======== Record extracts ========

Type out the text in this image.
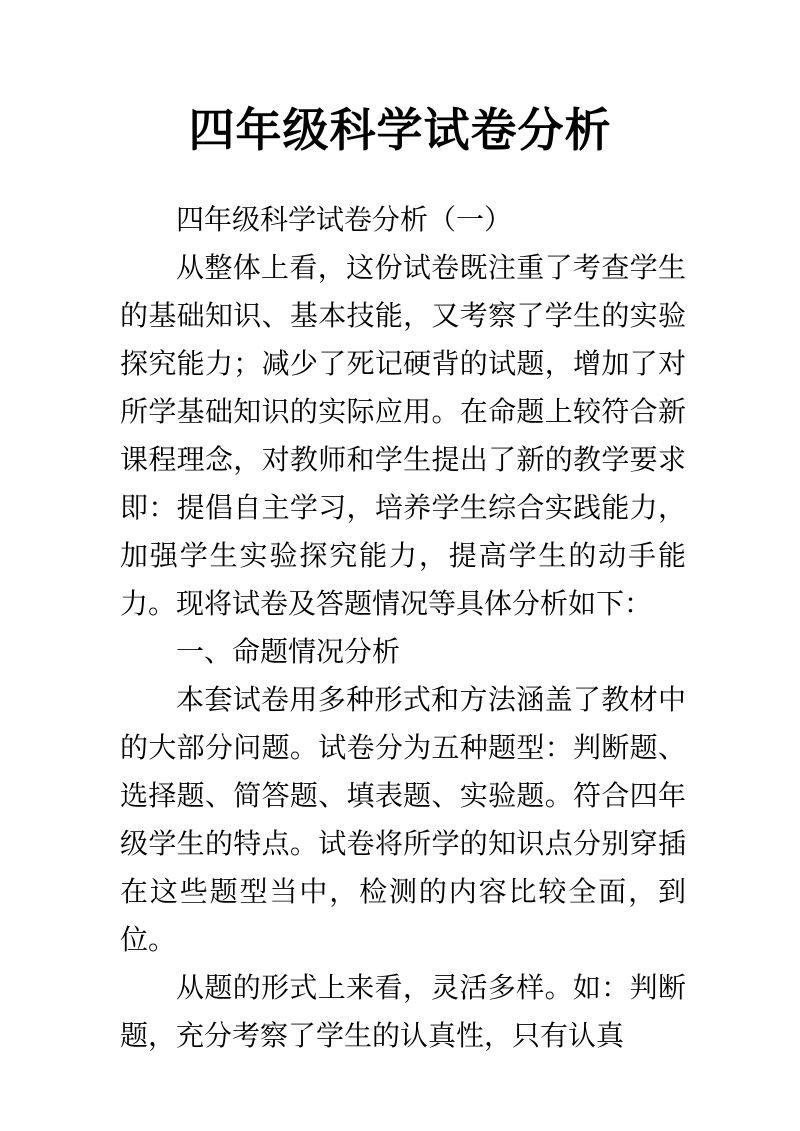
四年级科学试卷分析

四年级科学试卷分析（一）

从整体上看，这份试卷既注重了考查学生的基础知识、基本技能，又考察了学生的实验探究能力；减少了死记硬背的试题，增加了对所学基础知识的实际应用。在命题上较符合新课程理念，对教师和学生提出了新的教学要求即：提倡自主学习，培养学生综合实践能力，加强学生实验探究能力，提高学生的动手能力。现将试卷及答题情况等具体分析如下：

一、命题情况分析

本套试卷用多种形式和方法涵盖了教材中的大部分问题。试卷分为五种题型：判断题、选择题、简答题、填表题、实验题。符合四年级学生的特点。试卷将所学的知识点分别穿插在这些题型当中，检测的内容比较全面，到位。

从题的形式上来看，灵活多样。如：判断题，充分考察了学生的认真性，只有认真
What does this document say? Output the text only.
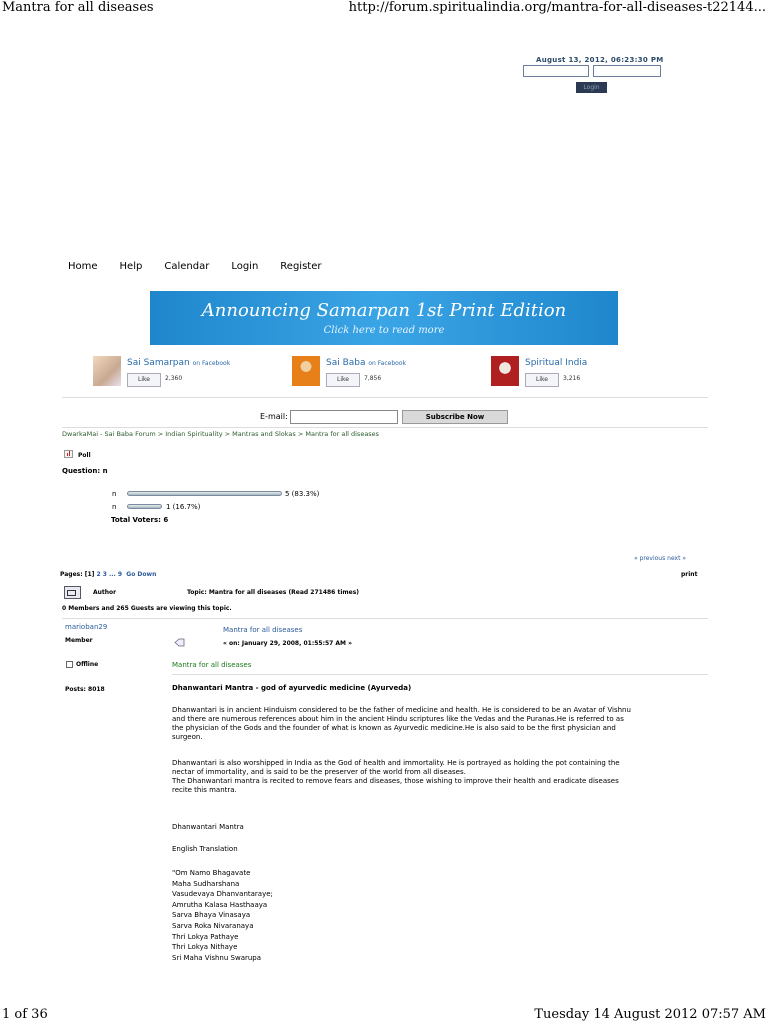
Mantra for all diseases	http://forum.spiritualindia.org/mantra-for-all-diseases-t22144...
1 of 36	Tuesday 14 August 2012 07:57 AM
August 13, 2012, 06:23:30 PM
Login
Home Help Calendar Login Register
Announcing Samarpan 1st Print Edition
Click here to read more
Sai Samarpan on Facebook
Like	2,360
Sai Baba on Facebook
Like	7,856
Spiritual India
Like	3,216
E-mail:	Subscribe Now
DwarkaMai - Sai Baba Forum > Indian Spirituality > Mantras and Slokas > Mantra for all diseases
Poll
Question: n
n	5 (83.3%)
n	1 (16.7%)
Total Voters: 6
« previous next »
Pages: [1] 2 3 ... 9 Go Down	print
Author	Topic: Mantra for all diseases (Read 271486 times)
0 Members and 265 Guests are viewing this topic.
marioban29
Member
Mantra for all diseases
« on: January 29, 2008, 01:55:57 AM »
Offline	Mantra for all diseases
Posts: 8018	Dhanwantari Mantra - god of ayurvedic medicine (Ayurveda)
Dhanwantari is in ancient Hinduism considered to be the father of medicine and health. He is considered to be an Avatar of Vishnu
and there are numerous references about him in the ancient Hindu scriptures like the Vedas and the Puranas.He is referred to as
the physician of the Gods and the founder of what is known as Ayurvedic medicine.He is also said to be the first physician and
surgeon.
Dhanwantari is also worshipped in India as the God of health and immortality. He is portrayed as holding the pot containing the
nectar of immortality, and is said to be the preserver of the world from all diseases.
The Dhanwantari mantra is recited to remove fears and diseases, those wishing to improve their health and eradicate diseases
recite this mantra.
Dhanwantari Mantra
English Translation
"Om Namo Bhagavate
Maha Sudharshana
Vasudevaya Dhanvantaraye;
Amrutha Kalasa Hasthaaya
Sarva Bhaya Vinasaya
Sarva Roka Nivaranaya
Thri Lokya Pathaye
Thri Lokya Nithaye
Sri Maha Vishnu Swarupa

========

Repeat the data exactly, without the pictures.

» **Answer to this task**:
Type out the text in this image.
四年级科学试卷分析

四年级科学试卷分析（一）

从整体上看，这份试卷既注重了考查学生的基础知识、基本技能，又考察了学生的实验探究能力；减少了死记硬背的试题，增加了对所学基础知识的实际应用。在命题上较符合新课程理念，对教师和学生提出了新的教学要求即：提倡自主学习，培养学生综合实践能力，加强学生实验探究能力，提高学生的动手能力。现将试卷及答题情况等具体分析如下：

一、命题情况分析

本套试卷用多种形式和方法涵盖了教材中的大部分问题。试卷分为五种题型：判断题、选择题、简答题、填表题、实验题。符合四年级学生的特点。试卷将所学的知识点分别穿插在这些题型当中，检测的内容比较全面，到位。

从题的形式上来看，灵活多样。如：判断题，充分考察了学生的认真性，只有认真
What does this document say? Output the text only.
Mantra for all diseases	http://forum.spiritualindia.org/mantra-for-all-diseases-t22144...
1 of 36	Tuesday 14 August 2012 07:57 AM
August 13, 2012, 06:23:30 PM
Login
Home Help Calendar Login Register
Announcing Samarpan 1st Print Edition
Click here to read more
Sai Samarpan on Facebook
Like	2,360
Sai Baba on Facebook
Like	7,856
Spiritual India
Like	3,216
E-mail:	Subscribe Now
DwarkaMai - Sai Baba Forum > Indian Spirituality > Mantras and Slokas > Mantra for all diseases
Poll
Question: n
n	5 (83.3%)
n	1 (16.7%)
Total Voters: 6
« previous next »
Pages: [1] 2 3 ... 9 Go Down	print
Author	Topic: Mantra for all diseases (Read 271486 times)
0 Members and 265 Guests are viewing this topic.
marioban29
Member
Mantra for all diseases
« on: January 29, 2008, 01:55:57 AM »
Offline	Mantra for all diseases
Posts: 8018	Dhanwantari Mantra - god of ayurvedic medicine (Ayurveda)
Dhanwantari is in ancient Hinduism considered to be the father of medicine and health. He is considered to be an Avatar of Vishnu
and there are numerous references about him in the ancient Hindu scriptures like the Vedas and the Puranas.He is referred to as
the physician of the Gods and the founder of what is known as Ayurvedic medicine.He is also said to be the first physician and
surgeon.
Dhanwantari is also worshipped in India as the God of health and immortality. He is portrayed as holding the pot containing the
nectar of immortality, and is said to be the preserver of the world from all diseases.
The Dhanwantari mantra is recited to remove fears and diseases, those wishing to improve their health and eradicate diseases
recite this mantra.
Dhanwantari Mantra
English Translation
"Om Namo Bhagavate
Maha Sudharshana
Vasudevaya Dhanvantaraye;
Amrutha Kalasa Hasthaaya
Sarva Bhaya Vinasaya
Sarva Roka Nivaranaya
Thri Lokya Pathaye
Thri Lokya Nithaye
Sri Maha Vishnu Swarupa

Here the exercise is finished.